-- BEGIN --

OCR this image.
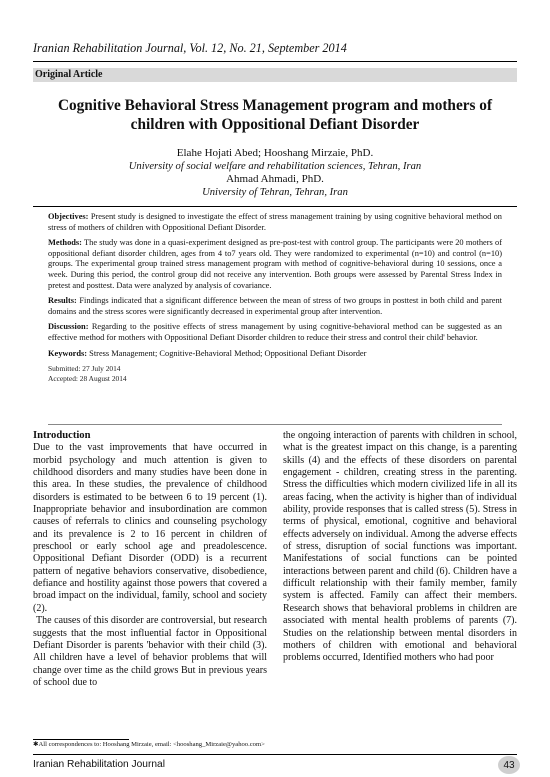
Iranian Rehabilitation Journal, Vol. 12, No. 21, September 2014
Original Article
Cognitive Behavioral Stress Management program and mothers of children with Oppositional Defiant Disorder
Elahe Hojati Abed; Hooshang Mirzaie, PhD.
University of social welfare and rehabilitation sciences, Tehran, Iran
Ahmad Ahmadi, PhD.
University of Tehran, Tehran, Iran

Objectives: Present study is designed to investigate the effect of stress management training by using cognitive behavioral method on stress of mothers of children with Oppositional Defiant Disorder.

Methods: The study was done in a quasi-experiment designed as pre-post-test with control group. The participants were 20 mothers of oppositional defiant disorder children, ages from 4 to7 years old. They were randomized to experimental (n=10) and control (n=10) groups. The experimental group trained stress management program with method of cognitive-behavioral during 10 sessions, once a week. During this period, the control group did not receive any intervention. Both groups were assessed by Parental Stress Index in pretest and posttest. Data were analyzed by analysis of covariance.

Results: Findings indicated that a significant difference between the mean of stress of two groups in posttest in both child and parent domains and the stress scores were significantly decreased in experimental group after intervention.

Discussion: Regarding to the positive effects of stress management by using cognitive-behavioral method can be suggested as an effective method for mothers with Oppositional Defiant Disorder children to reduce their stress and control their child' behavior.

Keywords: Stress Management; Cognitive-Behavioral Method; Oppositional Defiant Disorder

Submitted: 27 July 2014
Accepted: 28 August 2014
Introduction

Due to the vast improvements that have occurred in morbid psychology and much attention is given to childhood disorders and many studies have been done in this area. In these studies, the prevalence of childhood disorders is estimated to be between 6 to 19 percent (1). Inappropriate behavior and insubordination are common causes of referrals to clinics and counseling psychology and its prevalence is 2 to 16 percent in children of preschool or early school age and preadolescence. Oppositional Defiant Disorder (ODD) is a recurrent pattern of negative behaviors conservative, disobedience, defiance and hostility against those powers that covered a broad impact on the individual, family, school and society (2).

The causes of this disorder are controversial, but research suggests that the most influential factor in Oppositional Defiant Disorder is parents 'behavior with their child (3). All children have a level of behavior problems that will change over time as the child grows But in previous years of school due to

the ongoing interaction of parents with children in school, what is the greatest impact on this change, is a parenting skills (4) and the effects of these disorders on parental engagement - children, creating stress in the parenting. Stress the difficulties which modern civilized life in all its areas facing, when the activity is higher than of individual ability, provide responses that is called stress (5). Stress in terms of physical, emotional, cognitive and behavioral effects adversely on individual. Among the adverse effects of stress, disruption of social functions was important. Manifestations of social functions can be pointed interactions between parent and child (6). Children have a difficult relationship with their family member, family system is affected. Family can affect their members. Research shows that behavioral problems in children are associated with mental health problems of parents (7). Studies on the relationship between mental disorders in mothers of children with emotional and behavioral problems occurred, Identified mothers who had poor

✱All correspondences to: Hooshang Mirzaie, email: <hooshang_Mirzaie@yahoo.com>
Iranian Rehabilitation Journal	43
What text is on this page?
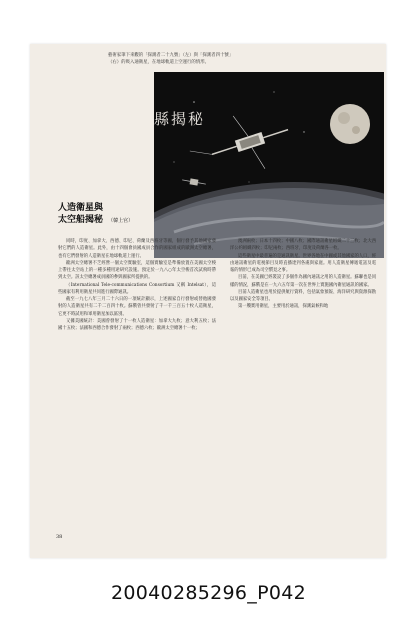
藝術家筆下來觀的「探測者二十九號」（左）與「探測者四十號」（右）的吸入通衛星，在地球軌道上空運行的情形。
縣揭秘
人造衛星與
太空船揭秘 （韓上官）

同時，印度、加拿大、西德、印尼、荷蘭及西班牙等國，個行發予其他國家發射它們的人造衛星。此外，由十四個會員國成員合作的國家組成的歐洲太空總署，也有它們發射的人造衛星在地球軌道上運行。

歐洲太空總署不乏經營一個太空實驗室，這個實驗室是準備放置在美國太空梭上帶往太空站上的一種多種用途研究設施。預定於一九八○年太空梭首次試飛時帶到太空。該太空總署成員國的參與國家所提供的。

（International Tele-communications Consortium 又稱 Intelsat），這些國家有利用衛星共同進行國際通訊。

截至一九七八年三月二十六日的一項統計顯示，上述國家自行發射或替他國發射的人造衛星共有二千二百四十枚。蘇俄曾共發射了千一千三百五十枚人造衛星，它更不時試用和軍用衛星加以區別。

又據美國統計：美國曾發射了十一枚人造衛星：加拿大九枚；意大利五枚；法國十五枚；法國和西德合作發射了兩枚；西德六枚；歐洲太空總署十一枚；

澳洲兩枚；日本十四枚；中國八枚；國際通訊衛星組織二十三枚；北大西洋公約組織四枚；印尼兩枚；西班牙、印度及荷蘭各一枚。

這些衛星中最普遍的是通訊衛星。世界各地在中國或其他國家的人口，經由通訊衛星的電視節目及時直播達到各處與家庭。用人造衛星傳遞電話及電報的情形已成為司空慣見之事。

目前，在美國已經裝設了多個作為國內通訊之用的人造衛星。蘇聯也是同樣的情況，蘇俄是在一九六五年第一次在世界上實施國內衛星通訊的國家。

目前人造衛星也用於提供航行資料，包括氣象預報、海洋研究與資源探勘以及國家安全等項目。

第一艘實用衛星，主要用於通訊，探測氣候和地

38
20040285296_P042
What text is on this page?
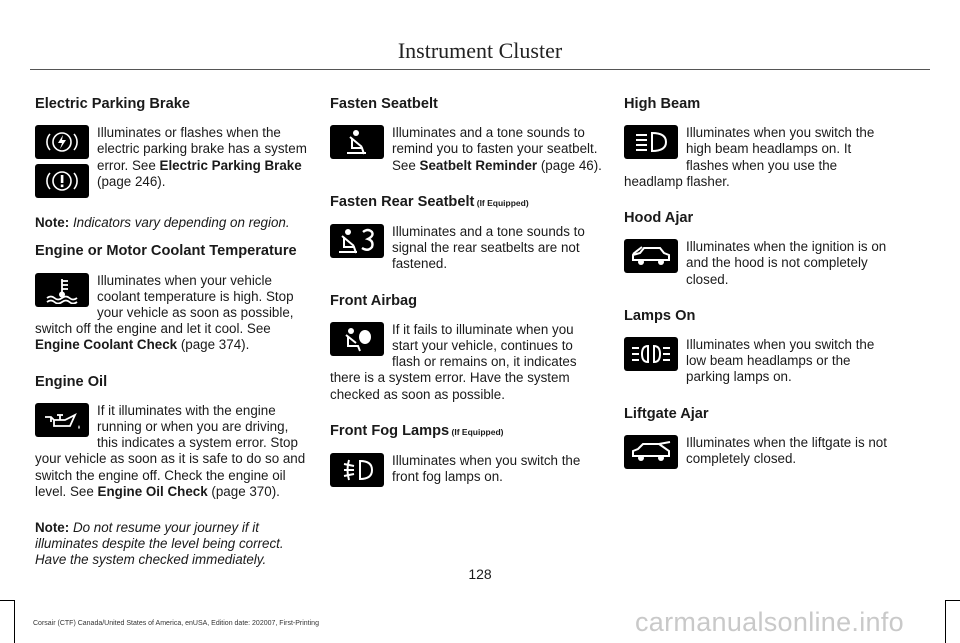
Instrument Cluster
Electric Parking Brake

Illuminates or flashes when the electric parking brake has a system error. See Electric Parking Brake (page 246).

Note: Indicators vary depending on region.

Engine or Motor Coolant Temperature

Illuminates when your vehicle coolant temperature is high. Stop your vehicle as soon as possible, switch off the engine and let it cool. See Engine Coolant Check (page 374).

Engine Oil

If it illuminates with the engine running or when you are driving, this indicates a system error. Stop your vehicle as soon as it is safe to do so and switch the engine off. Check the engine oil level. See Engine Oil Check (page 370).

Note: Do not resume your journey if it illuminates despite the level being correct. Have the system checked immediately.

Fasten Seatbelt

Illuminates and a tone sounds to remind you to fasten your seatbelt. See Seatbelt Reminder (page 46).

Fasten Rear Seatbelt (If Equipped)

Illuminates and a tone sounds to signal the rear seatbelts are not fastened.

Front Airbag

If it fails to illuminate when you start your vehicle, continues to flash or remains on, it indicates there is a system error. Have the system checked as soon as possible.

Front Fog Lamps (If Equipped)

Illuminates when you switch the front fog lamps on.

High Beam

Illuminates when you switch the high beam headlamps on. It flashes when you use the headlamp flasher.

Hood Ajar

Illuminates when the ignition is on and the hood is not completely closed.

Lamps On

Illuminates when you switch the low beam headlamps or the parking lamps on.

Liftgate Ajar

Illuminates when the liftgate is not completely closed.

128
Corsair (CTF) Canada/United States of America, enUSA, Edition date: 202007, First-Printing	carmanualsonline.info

-- END --

▸ **Problem to work on**: Search the entries for the word "page", then list each line that holds it.

▸ **Exercise output**:
What text is on this page?
What text is on this page?
Illuminates or flashes when the electric parking brake has a system error. See Electric Parking Brake (page 246).
Illuminates when your vehicle coolant temperature is high. Stop your vehicle as soon as possible, switch off the engine and let it cool. See Engine Coolant Check (page 374).
If it illuminates with the engine running or when you are driving, this indicates a system error. Stop your vehicle as soon as it is safe to do so and switch the engine off. Check the engine oil level. See Engine Oil Check (page 370).
Illuminates and a tone sounds to remind you to fasten your seatbelt. See Seatbelt Reminder (page 46).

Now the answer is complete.